THE INPUT =>
============
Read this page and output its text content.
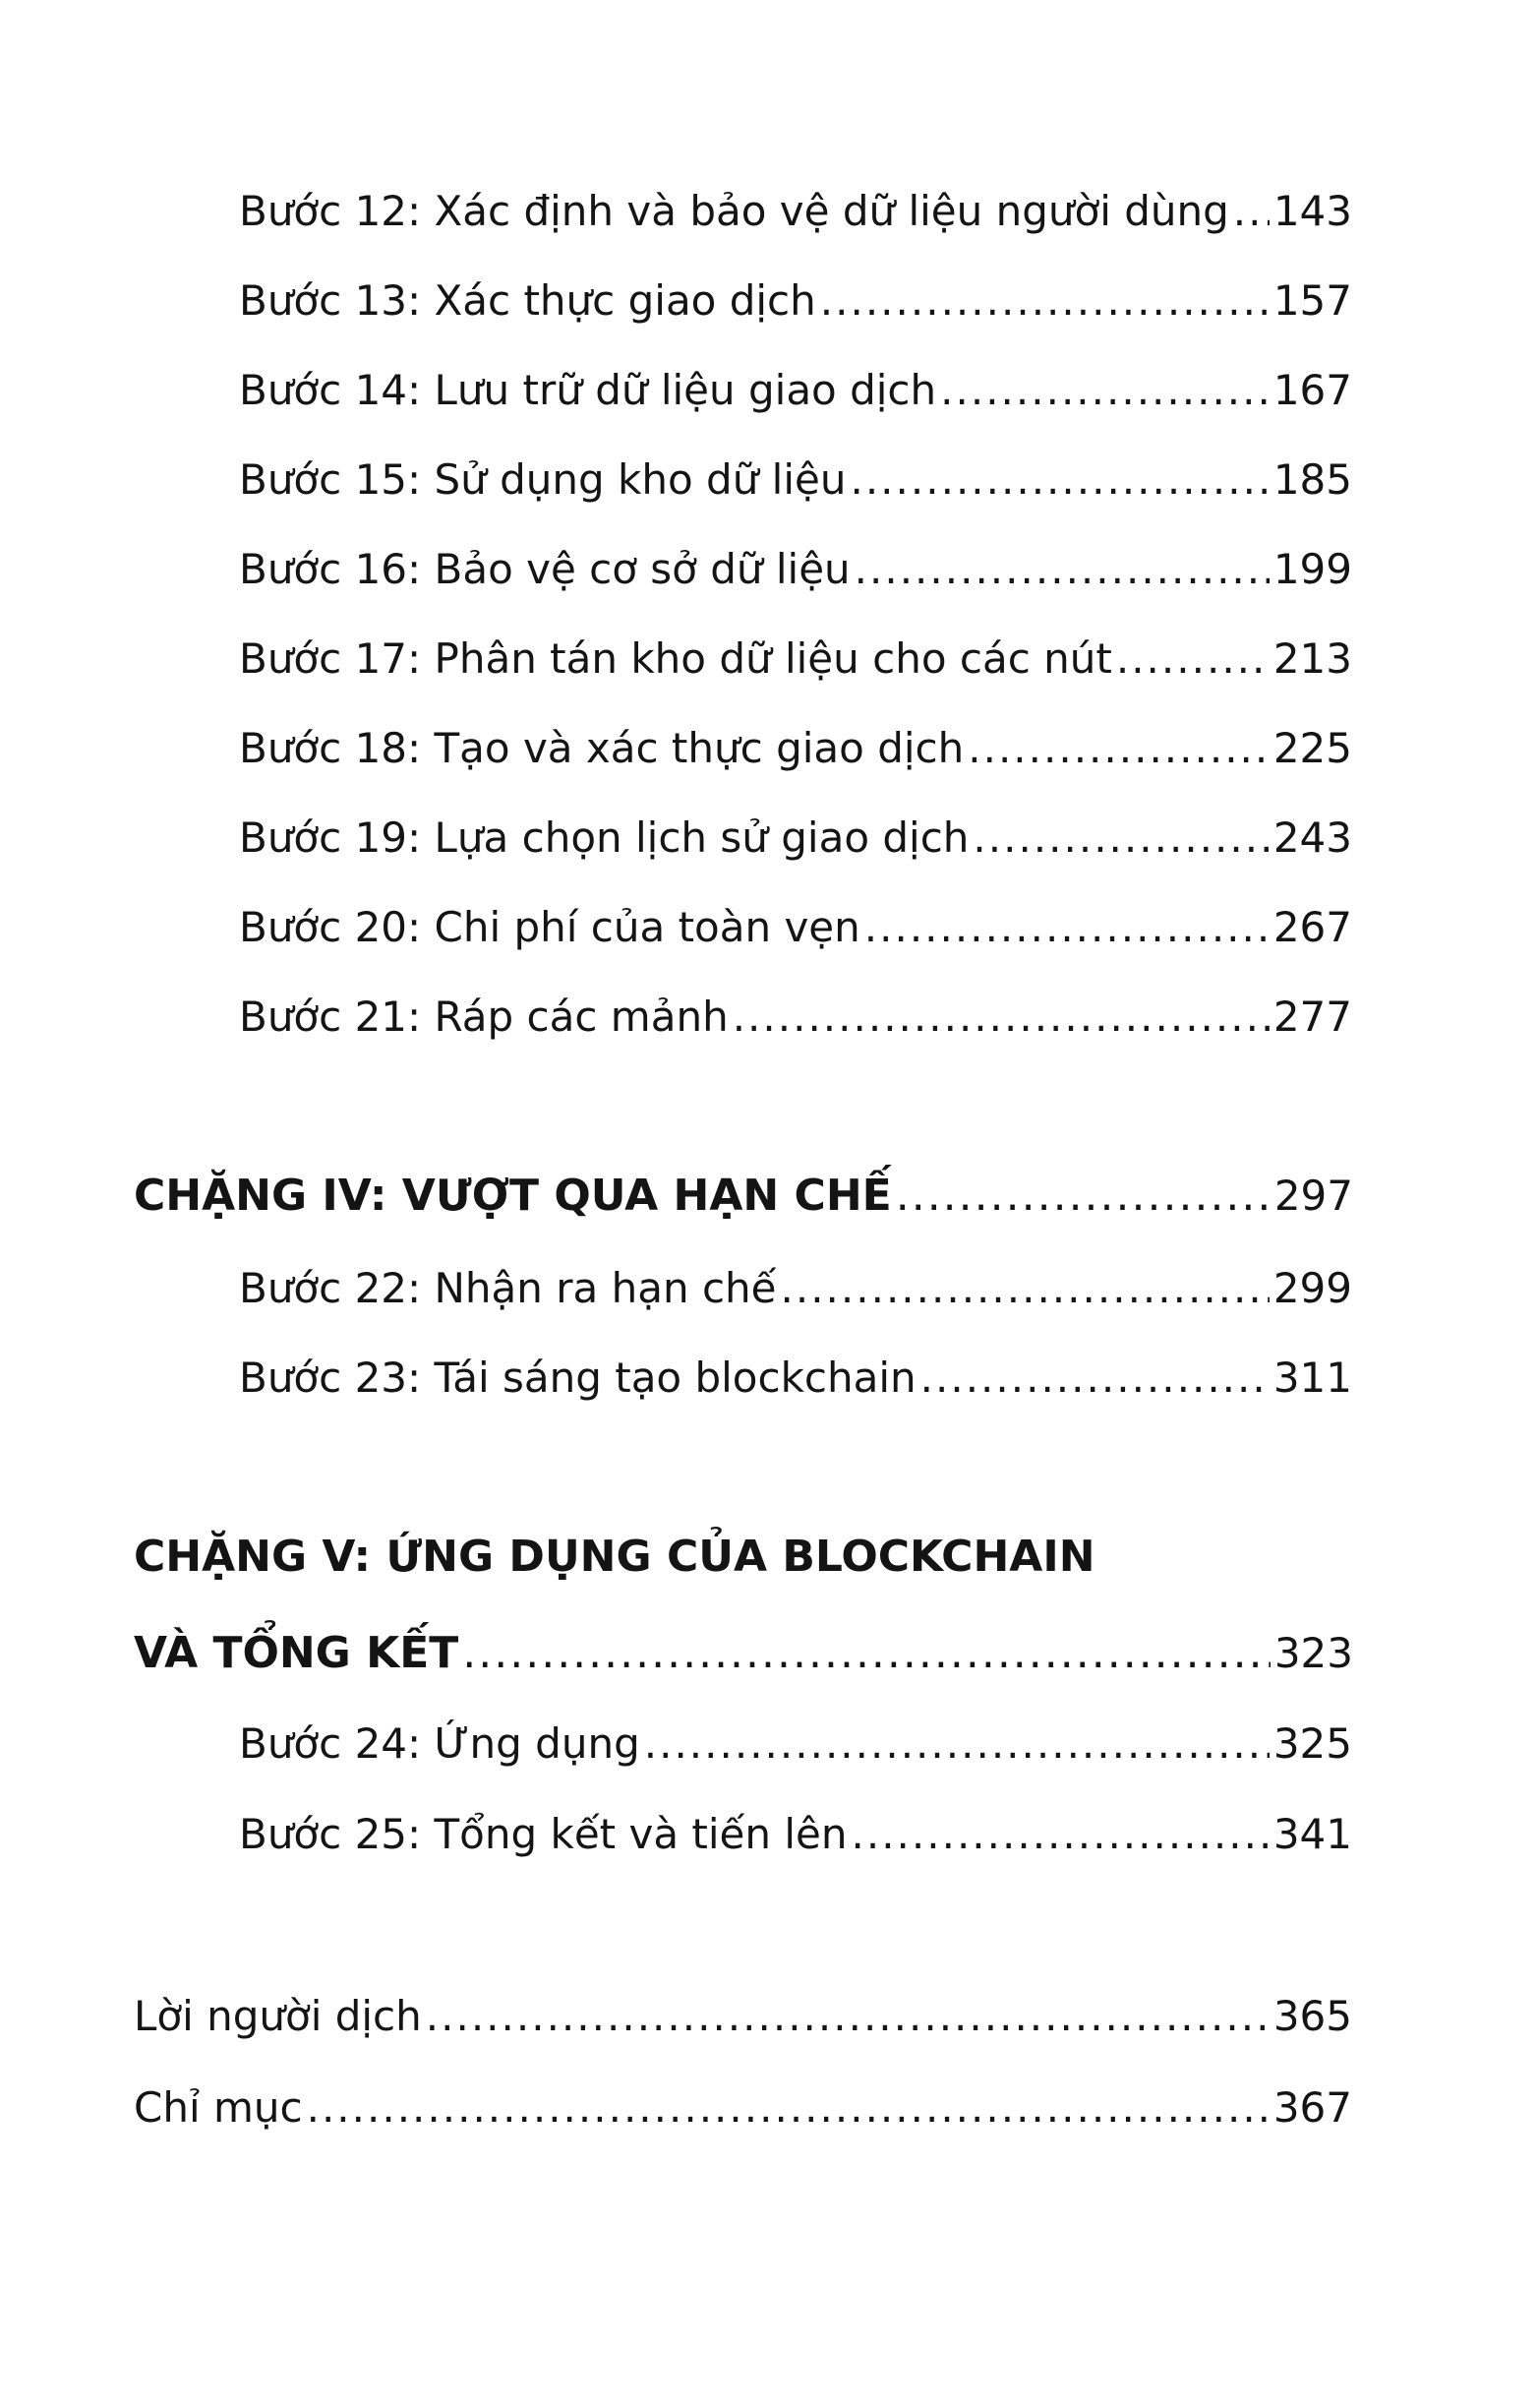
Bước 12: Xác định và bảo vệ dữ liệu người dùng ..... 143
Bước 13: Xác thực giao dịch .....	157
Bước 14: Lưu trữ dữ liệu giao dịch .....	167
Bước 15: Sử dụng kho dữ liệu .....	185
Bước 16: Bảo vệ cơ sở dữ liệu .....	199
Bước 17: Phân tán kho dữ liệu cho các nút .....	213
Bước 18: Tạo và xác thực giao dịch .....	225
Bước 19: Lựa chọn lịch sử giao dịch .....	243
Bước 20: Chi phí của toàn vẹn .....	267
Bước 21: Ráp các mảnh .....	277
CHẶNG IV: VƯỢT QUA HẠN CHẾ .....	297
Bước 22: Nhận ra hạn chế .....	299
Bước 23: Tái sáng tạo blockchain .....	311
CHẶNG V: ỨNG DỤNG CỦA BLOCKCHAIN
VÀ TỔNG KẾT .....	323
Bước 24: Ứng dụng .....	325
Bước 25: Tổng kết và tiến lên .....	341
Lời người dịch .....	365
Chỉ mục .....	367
============
The material above must be printed exactly, with its pictures left out.

Read this page and output its text content.
Bước 12: Xác định và bảo vệ dữ liệu người dùng ..... 143
Bước 13: Xác thực giao dịch .....	157
Bước 14: Lưu trữ dữ liệu giao dịch .....	167
Bước 15: Sử dụng kho dữ liệu .....	185
Bước 16: Bảo vệ cơ sở dữ liệu .....	199
Bước 17: Phân tán kho dữ liệu cho các nút .....	213
Bước 18: Tạo và xác thực giao dịch .....	225
Bước 19: Lựa chọn lịch sử giao dịch .....	243
Bước 20: Chi phí của toàn vẹn .....	267
Bước 21: Ráp các mảnh .....	277
CHẶNG IV: VƯỢT QUA HẠN CHẾ .....	297
Bước 22: Nhận ra hạn chế .....	299
Bước 23: Tái sáng tạo blockchain .....	311
CHẶNG V: ỨNG DỤNG CỦA BLOCKCHAIN
VÀ TỔNG KẾT .....	323
Bước 24: Ứng dụng .....	325
Bước 25: Tổng kết và tiến lên .....	341
Lời người dịch .....	365
Chỉ mục .....	367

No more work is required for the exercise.